• **EXERCISE OBJECTIVE**: Set down all of the data exactly as it appears.

[begin EXERCISE MATERIALS]

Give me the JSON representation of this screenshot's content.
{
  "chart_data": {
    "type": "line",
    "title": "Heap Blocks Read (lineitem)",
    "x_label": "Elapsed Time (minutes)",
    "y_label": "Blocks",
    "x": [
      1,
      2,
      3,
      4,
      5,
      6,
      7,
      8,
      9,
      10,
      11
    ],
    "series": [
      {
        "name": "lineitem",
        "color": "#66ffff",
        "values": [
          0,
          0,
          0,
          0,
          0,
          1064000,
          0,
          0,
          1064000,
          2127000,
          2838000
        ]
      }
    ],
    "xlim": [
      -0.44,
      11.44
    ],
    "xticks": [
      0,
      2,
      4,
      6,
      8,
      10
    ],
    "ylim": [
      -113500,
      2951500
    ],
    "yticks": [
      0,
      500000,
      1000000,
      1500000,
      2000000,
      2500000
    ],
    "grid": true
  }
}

[end EXERCISE MATERIALS]

• **FULL ANSWER**:
Give me the JSON representation of this screenshot's content.
{
  "chart_data": {
    "type": "line",
    "title": "Heap Blocks Read (lineitem)",
    "x_label": "Elapsed Time (minutes)",
    "y_label": "Blocks",
    "x": [
      1,
      2,
      3,
      4,
      5,
      6,
      7,
      8,
      9,
      10,
      11
    ],
    "series": [
      {
        "name": "lineitem",
        "color": "#66ffff",
        "values": [
          0,
          0,
          0,
          0,
          0,
          1064000,
          0,
          0,
          1064000,
          2127000,
          2838000
        ]
      }
    ],
    "xlim": [
      -0.44,
      11.44
    ],
    "xticks": [
      0,
      2,
      4,
      6,
      8,
      10
    ],
    "ylim": [
      -113500,
      2951500
    ],
    "yticks": [
      0,
      500000,
      1000000,
      1500000,
      2000000,
      2500000
    ],
    "grid": true
  }
}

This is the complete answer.